# STATED EXERCISE:
Determine the number of lines holding the word "name"; answer with that number only.

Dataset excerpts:
╔══
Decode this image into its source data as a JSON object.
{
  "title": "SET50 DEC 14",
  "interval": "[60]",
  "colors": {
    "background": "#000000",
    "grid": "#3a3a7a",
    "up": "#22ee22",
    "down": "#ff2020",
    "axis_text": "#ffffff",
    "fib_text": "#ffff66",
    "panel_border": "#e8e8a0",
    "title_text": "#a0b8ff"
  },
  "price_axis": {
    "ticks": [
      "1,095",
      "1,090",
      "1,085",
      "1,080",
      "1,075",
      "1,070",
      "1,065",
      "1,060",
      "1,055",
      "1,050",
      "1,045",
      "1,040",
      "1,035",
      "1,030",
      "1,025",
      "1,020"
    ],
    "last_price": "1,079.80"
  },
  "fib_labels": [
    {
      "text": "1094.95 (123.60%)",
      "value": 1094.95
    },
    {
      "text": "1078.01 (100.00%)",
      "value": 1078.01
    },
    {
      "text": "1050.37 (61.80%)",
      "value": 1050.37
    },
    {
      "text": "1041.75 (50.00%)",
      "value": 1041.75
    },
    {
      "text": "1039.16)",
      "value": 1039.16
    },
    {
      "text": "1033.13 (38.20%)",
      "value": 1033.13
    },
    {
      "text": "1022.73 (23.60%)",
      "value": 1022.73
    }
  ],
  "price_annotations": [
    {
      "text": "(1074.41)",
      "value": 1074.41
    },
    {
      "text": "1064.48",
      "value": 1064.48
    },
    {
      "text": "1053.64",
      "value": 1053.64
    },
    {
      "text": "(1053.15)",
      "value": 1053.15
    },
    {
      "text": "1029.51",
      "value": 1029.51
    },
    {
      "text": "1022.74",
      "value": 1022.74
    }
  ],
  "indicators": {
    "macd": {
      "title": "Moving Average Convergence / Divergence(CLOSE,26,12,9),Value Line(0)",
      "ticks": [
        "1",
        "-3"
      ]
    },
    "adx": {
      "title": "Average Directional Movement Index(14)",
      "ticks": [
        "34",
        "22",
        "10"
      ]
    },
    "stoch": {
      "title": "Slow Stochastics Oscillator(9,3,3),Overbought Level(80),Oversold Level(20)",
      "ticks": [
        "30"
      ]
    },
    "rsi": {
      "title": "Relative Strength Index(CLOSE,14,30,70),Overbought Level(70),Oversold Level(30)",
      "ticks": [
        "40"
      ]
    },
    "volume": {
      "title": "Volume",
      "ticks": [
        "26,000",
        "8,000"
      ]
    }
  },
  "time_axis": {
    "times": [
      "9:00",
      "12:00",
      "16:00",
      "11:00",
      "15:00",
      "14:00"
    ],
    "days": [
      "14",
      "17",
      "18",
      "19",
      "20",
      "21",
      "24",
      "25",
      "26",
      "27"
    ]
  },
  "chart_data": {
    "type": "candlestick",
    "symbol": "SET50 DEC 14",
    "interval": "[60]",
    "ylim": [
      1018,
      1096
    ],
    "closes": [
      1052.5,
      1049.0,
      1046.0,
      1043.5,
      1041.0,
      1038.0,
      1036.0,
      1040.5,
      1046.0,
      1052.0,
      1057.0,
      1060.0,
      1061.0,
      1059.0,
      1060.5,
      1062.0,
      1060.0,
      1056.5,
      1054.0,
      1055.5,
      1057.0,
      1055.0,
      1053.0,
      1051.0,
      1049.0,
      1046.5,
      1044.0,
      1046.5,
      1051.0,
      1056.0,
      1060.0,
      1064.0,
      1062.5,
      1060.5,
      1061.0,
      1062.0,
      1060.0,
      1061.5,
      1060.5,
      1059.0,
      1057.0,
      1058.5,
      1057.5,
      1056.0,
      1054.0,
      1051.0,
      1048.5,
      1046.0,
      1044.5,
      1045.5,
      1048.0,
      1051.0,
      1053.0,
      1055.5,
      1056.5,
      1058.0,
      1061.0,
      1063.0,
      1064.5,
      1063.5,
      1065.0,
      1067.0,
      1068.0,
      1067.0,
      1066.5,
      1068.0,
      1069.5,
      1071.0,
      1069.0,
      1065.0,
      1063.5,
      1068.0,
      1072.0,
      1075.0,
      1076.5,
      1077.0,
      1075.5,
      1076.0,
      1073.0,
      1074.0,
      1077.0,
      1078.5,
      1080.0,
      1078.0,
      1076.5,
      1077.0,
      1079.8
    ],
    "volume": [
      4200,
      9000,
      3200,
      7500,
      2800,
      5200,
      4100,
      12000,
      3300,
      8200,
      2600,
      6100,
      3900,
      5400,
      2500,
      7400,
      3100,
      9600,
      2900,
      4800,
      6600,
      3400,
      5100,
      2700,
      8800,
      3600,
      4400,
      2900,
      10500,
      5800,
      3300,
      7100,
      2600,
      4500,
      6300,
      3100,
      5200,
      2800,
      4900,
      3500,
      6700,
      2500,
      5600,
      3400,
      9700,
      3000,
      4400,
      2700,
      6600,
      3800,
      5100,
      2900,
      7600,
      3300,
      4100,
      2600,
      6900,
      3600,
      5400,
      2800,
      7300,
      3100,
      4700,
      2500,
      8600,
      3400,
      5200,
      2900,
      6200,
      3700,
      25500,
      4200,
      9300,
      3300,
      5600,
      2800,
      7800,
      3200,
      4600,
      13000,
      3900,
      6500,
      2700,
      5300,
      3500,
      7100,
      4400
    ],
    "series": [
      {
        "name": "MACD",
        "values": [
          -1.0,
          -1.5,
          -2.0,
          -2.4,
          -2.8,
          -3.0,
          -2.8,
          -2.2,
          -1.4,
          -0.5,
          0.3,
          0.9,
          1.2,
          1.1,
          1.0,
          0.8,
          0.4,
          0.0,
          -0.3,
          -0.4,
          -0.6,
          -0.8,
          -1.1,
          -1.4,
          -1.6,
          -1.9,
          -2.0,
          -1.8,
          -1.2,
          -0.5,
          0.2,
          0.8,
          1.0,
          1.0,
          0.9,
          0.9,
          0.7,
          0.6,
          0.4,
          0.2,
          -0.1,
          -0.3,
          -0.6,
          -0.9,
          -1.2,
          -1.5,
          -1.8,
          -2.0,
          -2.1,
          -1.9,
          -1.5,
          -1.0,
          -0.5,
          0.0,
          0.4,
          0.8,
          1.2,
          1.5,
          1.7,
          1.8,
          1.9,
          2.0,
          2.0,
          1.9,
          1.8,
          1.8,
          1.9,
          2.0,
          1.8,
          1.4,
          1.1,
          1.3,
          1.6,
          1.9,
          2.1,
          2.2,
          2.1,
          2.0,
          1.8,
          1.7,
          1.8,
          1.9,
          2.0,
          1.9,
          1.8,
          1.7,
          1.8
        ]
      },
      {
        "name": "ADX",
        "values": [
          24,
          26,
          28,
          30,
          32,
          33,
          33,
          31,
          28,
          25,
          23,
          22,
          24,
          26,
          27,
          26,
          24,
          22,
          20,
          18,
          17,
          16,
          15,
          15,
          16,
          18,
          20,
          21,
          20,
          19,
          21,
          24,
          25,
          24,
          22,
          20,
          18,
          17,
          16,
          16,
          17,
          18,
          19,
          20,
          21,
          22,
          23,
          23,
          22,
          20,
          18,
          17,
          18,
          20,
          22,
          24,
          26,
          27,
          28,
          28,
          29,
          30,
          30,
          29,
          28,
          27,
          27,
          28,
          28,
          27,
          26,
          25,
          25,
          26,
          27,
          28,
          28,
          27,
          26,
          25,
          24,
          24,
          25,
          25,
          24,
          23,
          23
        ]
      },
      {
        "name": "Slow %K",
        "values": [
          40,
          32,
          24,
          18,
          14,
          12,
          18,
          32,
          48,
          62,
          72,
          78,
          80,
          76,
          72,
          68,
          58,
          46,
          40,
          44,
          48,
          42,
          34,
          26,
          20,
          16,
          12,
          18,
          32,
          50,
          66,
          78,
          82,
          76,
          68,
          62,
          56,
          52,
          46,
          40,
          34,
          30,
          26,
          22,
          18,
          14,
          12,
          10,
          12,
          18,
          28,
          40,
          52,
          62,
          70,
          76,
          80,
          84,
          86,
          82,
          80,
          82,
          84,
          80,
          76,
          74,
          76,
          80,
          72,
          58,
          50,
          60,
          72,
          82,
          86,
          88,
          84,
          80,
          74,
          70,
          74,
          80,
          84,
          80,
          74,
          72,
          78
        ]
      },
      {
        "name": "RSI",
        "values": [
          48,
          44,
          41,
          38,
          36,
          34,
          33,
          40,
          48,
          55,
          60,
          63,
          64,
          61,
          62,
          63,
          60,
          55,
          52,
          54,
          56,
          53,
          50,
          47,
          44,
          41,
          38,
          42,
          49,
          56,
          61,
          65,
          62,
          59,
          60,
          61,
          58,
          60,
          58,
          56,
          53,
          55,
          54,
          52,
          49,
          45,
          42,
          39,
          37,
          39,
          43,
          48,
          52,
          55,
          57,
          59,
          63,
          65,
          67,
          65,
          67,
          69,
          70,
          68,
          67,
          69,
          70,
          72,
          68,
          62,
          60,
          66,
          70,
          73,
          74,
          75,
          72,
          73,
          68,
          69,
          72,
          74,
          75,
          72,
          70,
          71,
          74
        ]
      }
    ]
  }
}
╚══
# RESULT BELOW:
4